抜粋文:
**********
従業員の仕事に対する「エンゲージメント」を向上させることは、生産性の向上だけでなく、メンタルヘルス不調や病気の予防にもなることをご存知でしょうか?

 

近年では、ワークエンゲージメントの活用で健康経営に取り組む企業も増えてきており、注目が集まっているのです。

 

「ワークエンゲージメント」と健康経営について解説します。

 

ストレス対策と何が違う?「ワークエンゲージメント」によるストレスマネジメント

 

ストレスマネジメントとしても注目されている「ワークエンゲージメント」とは?

「ワークエンゲージメント」とは、ウィルマー・B・シャウフェリ教授(オランダ ユトレヒト大学)によって提唱された、ポジティブメンタルヘルスの中心的な概念のひとつです。

 

ストレス対策として効果が期待できることから、近年では注目が集まっています。

 

ワークエンゲージメントを構成するには以下の「3つの要素」があります。

 

ワークエンゲージメントを構成する「3つの要素」

 

・活力:積極的に仕事に取り組む

・熱意:仕事へのやりがい

・没頭:仕事への熱中

 

つまり、従業員の仕事に対する「エンゲージメント」を支援することで、心身の健康向上を目指す取組みなのです。

 

そのためには、従業員一人ひとりが仕事に対して「有意味感」や「満足感」を得られるように取り組むことや、そのための職場づくりも欠かせません。

 

ここが、一般的なメンタルヘルス対策である「ストレス者への対応」(ネガティブメンタルヘルス)とワークエンゲージメントは異なり、「健康でいきいき働く」(ポジティブメンタルヘルス)が基本概念となっています。

 

健康意識の高い企業では「ワークエンゲージメント」の考えをを取り入れた活動を導入している企業も増えています。

 

「ワークエンゲージメント」が一般的なストレス対策と異なる点

企業における一般的なストレス対策といえば「ストレスによって不調になってしまった(しまいそうな)従業員」へのケアが中心でした。

 

しかし、ワークエンゲージメントはそうした「メンタル不調のケア」とは異なり、従業員の「エンゲージメント」を支援すること、そのための職場環境を整備することでメンタルヘルス不調を未然に予防する取組のことです。

 

つまり、ワークエンゲージメントとは「元気な人」も含めたメンタルヘルス対策といえます。

 

生産性の向上だけではない「ワークエンゲージメント」が注目される理由

 

 

「ワークエンゲージメントを高める」ことのメリット

「ワークエンゲージメント」研究の第一人者である慶應大学の島津明人教授の研究によれば、ワークエンゲージメントが高い人は、心身の健康だけでなく、仕事・組織への満足感が高くなること、離職・転職・休業が減少すること、積極的に業務に携わる・創造性が高まることなどが挙げられています(※)。
**********
課題: 上の抜粋文に基づき、「ワークエンゲージメント」という概念を提唱した人物を答えよ。

データ一覧:
**********
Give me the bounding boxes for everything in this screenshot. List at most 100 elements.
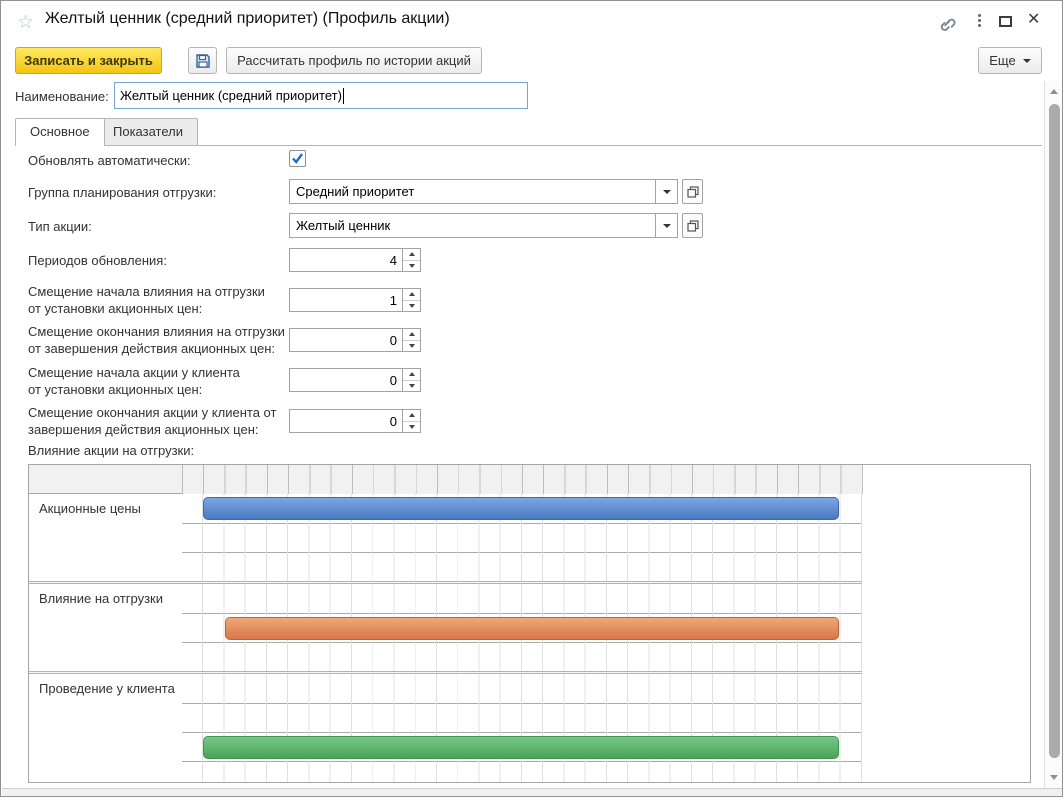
**********
解答: オランダのユトレヒト大学のウィルマー・B・シャウフェリ教授。